Task statement: Summarize the July 2009 archive text below in two sentences.

Passage provided:
◆ ◆ ◆ ◆
July 2009 Archives

The Warnell School of Forestry and Natural Resources at the University of Georgia first reported and now the June 22nd issue of the Journal of Zoology describes the discovery of a new salamander species from the Southeastern states of Georgia and South Carolina. Initially found in the spring of 2007 by a graduate student from the University of Georgia and University of Missouri, they returned again in 2008 and, with the assistance of a 10-year-old son of one of the graduate student's, found the first male of the species. The salamander has been named the patch-nosed salamander,Urspelerpes brucei, because of lighter coloring on the tiny salamander's nose. The discovery of the species is unique for several reasons most strikingly because it is the first amphibian species found in the United States for 50 years. The species also differs from other plethodontids as it exhibits sexual color dimorphism (coloration differences between male and female) and that it does not exhibit sexual size dimorphism (size differences between male and female) typically found in other plethodontids.

While I realize that a book about a toad isn't exactly salamander material, it's close enough, being a related amphibian, for me to to justify a blog entry.

While attending the Rusk County Dairy Breakfast in Ladysmith Wisconsin, I met Eileen Ziesler a local author who has self-published a book entitled "Toads". She took the time to not only chat with me about the book, amphibians, and conservation but to sing a lullaby (which I believe she should record and add to the book) to my youngest son. Throughout the area, Eileen (along with a rather large toad companion) visits schools and libraries reading from her book. This is, of course, an idea which I admire and understand as I see in my children, and felt as a child once myself, the amazement of experiencing the natural world and discovering the role that amphibians play in it. Her book is available for purchase online at Toad House Publishing which also includes links to purchase some of the prints of the fantastic watercolor images from the book. I highly recommend it.
◆ ◆ ◆ ◆
Data items:
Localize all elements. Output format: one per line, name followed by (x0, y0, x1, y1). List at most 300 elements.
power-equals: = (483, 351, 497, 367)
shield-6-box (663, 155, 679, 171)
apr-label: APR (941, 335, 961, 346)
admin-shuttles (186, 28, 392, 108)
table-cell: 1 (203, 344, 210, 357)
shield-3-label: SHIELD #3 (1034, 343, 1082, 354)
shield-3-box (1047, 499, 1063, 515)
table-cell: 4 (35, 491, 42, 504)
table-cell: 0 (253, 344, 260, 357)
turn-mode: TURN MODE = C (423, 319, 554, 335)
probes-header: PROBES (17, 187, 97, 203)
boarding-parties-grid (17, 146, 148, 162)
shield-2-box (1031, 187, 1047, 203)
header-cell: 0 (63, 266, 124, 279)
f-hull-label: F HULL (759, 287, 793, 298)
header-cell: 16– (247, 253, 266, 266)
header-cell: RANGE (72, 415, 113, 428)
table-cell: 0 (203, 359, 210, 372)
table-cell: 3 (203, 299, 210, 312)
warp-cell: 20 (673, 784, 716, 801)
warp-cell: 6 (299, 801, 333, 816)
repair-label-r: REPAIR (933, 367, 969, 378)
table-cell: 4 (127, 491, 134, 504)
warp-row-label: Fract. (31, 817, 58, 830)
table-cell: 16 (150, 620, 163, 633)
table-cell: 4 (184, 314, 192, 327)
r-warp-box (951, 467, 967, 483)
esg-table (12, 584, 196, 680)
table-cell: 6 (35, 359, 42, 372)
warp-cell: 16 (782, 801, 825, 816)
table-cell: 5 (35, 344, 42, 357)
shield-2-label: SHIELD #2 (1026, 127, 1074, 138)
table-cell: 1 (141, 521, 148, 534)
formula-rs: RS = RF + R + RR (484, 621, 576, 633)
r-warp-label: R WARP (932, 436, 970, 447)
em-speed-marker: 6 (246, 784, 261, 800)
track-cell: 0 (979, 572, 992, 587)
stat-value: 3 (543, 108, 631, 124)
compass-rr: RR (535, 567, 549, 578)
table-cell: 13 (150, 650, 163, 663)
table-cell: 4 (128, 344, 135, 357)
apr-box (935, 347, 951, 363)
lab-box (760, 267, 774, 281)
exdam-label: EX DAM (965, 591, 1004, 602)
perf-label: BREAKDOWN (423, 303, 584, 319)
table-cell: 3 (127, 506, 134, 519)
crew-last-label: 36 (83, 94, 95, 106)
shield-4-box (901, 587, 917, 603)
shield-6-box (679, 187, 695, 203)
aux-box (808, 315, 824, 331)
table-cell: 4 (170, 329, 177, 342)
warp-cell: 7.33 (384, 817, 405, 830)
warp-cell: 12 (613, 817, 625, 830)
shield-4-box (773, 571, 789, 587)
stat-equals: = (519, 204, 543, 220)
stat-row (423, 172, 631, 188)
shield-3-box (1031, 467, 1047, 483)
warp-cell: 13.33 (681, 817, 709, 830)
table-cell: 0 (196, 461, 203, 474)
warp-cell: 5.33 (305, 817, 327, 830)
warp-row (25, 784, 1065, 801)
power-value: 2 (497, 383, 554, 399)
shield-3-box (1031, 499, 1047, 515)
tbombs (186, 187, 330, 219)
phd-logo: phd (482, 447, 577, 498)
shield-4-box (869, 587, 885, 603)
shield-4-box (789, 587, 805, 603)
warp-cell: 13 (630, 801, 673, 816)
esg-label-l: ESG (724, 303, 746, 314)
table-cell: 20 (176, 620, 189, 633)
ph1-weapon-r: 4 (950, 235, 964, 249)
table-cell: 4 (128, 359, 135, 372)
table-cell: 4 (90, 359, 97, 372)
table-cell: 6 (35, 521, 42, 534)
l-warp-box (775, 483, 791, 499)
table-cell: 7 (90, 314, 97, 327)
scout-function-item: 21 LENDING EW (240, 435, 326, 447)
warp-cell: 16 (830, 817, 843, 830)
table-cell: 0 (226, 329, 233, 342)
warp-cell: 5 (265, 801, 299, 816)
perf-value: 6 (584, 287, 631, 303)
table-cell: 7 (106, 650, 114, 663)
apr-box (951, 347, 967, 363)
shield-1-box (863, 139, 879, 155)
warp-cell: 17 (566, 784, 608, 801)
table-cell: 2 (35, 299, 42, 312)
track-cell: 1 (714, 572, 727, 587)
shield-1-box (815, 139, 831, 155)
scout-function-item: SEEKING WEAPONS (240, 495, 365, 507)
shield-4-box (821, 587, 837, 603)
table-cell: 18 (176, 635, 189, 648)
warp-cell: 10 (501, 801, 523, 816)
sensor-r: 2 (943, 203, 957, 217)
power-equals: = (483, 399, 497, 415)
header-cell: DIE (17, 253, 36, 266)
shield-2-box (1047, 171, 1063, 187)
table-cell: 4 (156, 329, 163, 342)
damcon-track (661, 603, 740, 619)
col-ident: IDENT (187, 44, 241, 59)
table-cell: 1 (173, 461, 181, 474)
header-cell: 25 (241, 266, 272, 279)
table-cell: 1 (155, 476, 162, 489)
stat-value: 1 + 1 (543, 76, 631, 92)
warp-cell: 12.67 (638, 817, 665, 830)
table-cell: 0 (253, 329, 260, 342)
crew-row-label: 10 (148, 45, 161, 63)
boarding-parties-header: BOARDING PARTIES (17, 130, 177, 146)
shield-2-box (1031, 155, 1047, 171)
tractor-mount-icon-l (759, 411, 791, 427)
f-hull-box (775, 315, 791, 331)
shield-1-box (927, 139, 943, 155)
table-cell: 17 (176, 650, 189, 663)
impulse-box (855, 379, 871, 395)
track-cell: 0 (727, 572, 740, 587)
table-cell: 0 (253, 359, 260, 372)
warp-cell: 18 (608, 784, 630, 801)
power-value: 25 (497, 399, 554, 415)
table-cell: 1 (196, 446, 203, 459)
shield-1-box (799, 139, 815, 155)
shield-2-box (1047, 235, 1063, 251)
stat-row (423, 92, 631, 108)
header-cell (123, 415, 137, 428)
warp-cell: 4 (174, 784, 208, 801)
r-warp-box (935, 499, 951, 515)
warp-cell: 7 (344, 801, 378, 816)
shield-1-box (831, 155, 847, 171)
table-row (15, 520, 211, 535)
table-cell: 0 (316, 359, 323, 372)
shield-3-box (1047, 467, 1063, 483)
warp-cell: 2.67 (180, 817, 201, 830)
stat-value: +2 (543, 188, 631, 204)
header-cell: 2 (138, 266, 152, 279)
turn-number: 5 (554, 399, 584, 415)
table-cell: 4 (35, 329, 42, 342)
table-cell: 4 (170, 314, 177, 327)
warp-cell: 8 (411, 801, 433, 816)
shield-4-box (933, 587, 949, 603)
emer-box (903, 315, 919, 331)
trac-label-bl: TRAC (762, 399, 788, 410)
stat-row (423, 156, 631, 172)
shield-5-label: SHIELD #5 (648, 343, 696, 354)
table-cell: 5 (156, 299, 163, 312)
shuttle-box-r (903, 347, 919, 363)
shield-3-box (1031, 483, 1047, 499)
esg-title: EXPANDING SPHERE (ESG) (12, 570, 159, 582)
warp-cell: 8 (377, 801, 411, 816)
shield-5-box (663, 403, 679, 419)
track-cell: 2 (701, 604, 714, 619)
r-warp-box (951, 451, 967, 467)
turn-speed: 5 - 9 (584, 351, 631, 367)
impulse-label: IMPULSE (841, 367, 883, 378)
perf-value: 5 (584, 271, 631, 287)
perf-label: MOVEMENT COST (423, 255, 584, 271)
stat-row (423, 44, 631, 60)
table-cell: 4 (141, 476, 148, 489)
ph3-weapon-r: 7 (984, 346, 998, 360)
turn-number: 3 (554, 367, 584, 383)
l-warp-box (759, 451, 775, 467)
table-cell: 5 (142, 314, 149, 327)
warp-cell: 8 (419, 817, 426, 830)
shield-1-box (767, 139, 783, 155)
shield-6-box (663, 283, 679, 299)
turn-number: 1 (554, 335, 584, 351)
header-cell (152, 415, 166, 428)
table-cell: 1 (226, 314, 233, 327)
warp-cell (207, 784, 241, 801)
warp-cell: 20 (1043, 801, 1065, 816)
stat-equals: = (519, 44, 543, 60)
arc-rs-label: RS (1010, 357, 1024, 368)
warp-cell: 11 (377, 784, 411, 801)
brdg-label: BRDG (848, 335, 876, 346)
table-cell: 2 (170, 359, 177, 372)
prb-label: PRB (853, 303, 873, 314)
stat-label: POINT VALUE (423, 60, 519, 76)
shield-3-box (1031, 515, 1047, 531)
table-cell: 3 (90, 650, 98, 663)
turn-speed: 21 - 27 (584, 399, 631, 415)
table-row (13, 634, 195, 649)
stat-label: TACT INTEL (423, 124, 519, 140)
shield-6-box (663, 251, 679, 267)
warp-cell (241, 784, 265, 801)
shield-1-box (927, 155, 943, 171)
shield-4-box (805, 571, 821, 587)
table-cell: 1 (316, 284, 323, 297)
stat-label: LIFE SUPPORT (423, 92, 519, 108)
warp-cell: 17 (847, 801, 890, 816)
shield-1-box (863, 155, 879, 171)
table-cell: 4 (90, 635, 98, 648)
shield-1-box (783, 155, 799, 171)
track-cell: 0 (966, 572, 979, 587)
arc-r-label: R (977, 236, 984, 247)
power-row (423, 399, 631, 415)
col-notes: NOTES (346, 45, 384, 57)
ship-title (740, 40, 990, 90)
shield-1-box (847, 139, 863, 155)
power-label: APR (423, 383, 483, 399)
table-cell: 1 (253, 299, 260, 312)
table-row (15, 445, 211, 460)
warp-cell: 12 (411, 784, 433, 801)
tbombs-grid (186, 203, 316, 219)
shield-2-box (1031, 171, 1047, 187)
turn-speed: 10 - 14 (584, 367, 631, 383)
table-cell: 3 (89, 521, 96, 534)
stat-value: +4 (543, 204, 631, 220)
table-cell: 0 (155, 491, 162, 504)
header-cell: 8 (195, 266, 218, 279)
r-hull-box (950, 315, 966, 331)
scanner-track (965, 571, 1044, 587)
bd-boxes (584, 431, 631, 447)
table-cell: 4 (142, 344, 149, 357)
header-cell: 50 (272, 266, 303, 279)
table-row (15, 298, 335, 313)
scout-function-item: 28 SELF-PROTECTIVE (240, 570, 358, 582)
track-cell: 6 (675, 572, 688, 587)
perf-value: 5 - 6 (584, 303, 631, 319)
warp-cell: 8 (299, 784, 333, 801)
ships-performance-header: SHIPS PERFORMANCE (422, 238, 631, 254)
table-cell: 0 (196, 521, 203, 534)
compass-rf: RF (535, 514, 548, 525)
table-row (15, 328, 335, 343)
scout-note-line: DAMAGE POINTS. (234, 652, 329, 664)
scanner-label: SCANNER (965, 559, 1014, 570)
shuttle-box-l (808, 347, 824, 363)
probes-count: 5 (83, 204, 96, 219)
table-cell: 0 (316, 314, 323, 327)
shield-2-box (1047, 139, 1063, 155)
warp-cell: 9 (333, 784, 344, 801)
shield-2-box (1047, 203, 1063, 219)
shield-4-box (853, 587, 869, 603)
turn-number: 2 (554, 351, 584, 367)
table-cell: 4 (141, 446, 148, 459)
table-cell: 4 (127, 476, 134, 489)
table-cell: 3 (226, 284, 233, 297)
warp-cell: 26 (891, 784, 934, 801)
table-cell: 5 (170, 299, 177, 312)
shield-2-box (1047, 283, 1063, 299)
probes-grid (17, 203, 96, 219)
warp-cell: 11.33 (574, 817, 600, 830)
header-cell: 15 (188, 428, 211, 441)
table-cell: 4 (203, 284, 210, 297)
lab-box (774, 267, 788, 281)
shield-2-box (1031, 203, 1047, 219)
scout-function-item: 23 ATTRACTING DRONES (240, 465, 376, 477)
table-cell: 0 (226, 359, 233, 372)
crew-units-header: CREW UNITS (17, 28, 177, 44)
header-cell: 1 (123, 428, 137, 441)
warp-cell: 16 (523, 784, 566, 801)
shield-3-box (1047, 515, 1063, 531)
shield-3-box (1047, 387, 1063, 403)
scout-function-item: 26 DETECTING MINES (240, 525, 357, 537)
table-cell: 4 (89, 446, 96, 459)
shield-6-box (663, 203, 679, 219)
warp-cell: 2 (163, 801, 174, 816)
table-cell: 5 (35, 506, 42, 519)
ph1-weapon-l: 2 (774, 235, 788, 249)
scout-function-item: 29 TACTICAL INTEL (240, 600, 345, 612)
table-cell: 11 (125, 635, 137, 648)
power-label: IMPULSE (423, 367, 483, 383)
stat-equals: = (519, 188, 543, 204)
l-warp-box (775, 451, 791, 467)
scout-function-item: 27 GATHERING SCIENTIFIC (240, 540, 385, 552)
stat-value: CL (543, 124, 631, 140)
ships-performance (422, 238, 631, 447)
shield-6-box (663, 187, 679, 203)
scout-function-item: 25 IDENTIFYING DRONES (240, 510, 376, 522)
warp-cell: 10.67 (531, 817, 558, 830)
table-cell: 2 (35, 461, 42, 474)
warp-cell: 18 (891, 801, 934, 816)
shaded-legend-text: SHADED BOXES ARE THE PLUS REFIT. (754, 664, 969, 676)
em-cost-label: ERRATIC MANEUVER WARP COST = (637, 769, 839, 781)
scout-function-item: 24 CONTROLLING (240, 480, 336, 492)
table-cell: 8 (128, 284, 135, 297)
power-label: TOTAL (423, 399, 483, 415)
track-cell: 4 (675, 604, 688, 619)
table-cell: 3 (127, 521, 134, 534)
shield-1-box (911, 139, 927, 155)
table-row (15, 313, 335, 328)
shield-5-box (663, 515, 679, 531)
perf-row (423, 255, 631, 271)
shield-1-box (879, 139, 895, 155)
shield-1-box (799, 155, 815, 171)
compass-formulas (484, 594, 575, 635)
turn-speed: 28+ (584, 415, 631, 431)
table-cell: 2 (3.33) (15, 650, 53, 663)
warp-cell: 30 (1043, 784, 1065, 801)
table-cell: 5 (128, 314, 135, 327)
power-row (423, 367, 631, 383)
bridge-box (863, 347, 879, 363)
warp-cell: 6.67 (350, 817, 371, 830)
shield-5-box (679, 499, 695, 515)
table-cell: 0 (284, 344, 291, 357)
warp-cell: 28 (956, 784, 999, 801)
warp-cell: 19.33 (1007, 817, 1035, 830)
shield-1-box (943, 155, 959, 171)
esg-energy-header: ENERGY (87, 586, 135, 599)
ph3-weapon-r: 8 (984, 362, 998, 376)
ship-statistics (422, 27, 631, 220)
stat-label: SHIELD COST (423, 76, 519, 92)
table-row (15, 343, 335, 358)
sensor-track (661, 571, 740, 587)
◆ ◆ ◆ ◆
Written solution: A new salamander species found in Georgia and South Carolina, the patch-nosed salamander (Urspelerpes brucei), is described in the June 22nd issue of the Journal of Zoology and stands out as the first amphibian species found in the United States in 50 years. The text also recommends "Toads," a self-published book by local author Eileen Ziesler, whom the writer met at the Rusk County Dairy Breakfast in Ladysmith, Wisconsin, and who reads from the book at schools and libraries throughout the area.